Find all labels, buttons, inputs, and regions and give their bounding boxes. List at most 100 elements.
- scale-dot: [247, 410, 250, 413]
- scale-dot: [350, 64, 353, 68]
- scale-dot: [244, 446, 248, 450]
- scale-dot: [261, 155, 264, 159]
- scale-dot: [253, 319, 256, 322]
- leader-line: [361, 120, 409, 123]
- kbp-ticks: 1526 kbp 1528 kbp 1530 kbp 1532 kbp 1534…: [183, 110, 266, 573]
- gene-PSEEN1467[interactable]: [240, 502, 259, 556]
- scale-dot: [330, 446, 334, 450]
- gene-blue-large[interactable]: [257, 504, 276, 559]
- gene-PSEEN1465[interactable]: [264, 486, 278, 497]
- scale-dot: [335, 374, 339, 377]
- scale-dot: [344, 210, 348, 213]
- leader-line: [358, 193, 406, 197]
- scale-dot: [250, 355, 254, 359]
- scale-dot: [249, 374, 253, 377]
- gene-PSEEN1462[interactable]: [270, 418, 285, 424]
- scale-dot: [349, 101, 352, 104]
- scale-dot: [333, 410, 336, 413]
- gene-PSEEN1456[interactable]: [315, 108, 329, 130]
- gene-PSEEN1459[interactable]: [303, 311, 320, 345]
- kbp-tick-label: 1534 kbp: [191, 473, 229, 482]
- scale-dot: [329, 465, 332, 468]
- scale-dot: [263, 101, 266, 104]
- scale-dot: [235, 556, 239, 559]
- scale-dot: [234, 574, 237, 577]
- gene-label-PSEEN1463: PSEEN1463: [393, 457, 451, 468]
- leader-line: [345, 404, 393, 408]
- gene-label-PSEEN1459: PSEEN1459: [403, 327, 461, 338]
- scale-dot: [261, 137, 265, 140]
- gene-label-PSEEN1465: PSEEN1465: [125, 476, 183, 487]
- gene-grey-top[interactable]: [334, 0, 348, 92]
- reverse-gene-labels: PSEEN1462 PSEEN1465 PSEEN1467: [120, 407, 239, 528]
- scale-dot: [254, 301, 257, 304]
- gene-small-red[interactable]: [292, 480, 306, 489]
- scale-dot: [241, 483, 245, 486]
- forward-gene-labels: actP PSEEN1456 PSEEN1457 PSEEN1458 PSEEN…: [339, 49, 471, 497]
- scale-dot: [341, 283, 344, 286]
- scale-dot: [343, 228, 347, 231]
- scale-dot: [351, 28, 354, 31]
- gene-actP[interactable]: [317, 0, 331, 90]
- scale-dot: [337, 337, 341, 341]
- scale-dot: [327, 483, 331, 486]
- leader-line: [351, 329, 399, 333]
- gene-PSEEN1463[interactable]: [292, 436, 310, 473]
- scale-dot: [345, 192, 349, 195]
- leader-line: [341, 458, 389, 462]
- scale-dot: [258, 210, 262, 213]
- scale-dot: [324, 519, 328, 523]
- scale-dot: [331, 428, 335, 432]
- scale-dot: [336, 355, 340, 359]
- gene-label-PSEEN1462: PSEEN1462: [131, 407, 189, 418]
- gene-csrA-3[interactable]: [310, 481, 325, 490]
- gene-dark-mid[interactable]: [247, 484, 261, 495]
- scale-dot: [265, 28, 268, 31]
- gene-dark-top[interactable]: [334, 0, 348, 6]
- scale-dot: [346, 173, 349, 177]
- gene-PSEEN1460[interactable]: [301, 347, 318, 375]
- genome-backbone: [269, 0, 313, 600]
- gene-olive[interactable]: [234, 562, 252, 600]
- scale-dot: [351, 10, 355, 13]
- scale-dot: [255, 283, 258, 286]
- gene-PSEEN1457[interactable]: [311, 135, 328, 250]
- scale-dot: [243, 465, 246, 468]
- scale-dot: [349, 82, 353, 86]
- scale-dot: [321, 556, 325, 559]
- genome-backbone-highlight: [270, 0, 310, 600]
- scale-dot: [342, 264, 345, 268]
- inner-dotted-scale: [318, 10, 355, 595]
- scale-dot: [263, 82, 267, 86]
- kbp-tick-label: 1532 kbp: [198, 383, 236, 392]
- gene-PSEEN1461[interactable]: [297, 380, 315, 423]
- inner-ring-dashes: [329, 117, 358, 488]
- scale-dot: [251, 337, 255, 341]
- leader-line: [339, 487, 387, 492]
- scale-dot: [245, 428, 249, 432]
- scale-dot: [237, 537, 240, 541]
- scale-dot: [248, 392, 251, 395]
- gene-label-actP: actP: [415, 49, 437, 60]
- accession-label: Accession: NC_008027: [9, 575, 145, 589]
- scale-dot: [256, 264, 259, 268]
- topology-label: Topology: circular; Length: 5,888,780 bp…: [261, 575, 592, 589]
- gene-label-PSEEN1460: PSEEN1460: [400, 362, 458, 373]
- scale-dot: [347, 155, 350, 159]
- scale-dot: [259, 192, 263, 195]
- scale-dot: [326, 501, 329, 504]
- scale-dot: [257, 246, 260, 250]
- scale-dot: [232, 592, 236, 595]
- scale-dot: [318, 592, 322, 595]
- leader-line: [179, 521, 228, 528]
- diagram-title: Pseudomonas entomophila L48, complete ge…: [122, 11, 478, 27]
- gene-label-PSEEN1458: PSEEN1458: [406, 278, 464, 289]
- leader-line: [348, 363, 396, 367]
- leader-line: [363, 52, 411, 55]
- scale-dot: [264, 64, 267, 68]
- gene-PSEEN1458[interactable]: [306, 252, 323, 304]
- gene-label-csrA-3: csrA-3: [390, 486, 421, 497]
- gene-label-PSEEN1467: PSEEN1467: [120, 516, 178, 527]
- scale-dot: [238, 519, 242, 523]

• • • • •

Please filter the listing down to lines that include the word "inner".

- inner-dotted-scale: [318, 10, 355, 595]
- inner-ring-dashes: [329, 117, 358, 488]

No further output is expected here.